Dataset rows about figures
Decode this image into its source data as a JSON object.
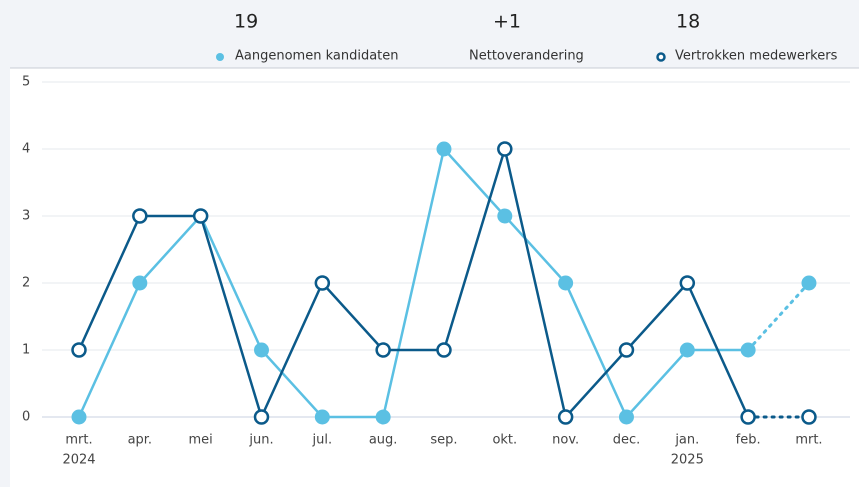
{
  "summary": [
    {
      "value": "19",
      "label": "Aangenomen kandidaten"
    },
    {
      "value": "+1",
      "label": "Nettoverandering"
    },
    {
      "value": "18",
      "label": "Vertrokken medewerkers"
    }
  ],
  "chart_data": {
    "type": "line",
    "categories": [
      "mrt.",
      "apr.",
      "mei",
      "jun.",
      "jul.",
      "aug.",
      "sep.",
      "okt.",
      "nov.",
      "dec.",
      "jan.",
      "feb.",
      "mrt."
    ],
    "category_years": [
      "2024",
      null,
      null,
      null,
      null,
      null,
      null,
      null,
      null,
      null,
      "2025",
      null,
      null
    ],
    "series": [
      {
        "name": "Aangenomen kandidaten",
        "color": "#5bc0e3",
        "marker": "filled",
        "values": [
          0,
          2,
          3,
          1,
          0,
          0,
          4,
          3,
          2,
          0,
          1,
          1,
          2
        ]
      },
      {
        "name": "Vertrokken medewerkers",
        "color": "#0b5a8a",
        "marker": "open",
        "values": [
          1,
          3,
          3,
          0,
          2,
          1,
          1,
          4,
          0,
          1,
          2,
          0,
          0
        ]
      }
    ],
    "dotted_last_segment": true,
    "ylim": [
      0,
      5
    ],
    "yticks": [
      0,
      1,
      2,
      3,
      4,
      5
    ],
    "grid": true
  }
}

→ The problem: If a line in the records includes the string "label", copy it.

→ Written answer:
      "label": "Aangenomen kandidaten"
      "label": "Nettoverandering"
      "label": "Vertrokken medewerkers"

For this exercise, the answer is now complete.